- TESTO ESTRATTO
<<<<

Una grande mobilitazione internazionale a Krsko, davanti alla centrale nucleare, in Slovenia, il 29 Maggio. E' questa la proposta contenuta in un appello, sottoscritto da decine di scienziati, esponenti politici ed attivisti di movimenti. Una centrale, quella di Krsko, che già in passato ha avuto diversi incidenti, sulla quale il presidente della regione Friuli Venezia Giulia vorrebbe investire per raddoppiarla, usandone l'energia, all'interno del piano nucleare del governo.
«Rifiutare la strada del nucleare non è solo un fatto tecnico, né è una decisione relegabile nella sfera limitata, per quanto importante, delle discussioni sui dettagli di costo, di efficienza, di prospettiva del combustibile - si legge nell'appello -, e riguarda, piuttosto, una scelta complessiva di democrazia, radicale e intensa, che investe il modello di società che vogliamo, che ci meritiamo, di cui abbiamo bisogno».
«È un appello che rivolgiamo ai movimenti sloveni, austriaci e tedeschi, per
costruire una grande appuntamento - proseguono i promotori - che sia l'occasione di rilanciare a livello europeo una storia, quella che vorremmo, che non parla di produrre ossessivamente ma altrettanto di riprodurre e ri-generare, non di consumare e usare ma di godere e condividere».

>>>>

[Voci del dataset]

<<<<

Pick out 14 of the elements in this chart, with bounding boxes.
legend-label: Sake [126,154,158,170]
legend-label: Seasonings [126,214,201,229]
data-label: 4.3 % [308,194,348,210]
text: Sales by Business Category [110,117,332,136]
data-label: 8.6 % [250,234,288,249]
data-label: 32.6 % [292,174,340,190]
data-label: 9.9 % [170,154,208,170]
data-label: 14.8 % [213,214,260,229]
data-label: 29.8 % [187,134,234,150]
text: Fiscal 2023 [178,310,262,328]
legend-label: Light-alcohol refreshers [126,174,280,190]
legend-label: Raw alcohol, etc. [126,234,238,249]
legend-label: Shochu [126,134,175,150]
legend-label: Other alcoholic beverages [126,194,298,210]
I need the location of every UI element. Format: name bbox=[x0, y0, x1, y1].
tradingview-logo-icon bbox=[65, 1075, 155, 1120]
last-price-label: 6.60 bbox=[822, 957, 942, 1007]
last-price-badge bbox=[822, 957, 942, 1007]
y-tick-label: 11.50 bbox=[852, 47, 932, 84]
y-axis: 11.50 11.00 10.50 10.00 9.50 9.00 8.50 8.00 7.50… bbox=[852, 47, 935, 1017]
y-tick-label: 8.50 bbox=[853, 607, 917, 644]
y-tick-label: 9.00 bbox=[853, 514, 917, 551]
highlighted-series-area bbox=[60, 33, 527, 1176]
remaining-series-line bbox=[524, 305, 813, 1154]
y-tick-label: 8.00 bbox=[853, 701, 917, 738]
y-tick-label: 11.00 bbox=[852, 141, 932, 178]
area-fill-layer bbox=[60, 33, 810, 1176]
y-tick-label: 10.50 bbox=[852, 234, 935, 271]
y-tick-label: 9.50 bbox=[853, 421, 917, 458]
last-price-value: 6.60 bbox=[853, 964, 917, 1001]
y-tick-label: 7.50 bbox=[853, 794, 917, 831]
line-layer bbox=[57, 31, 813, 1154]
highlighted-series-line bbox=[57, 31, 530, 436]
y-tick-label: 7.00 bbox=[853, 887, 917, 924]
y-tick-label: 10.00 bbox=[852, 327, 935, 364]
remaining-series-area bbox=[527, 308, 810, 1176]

>>>>

- ESERCIZI PROPOSTI
a) Elenca le categorie di firmatari dell'appello indicate nel testo sulla centrale di Krsko.
b) Rispondi alle domande seguenti in base al testo sulla centrale di Krsko.
(i) In quale data è proposta la mobilitazione davanti alla centrale?
(ii) In quale Paese si trova la centrale?
(iii) A quali movimenti è rivolto l'appello?

- RISULTATI ATTESI
a) scienziati; esponenti politici; attivisti di movimenti

b)
(i) Il 29 maggio.
(ii) In Slovenia.
(iii) Ai movimenti sloveni, austriaci e tedeschi.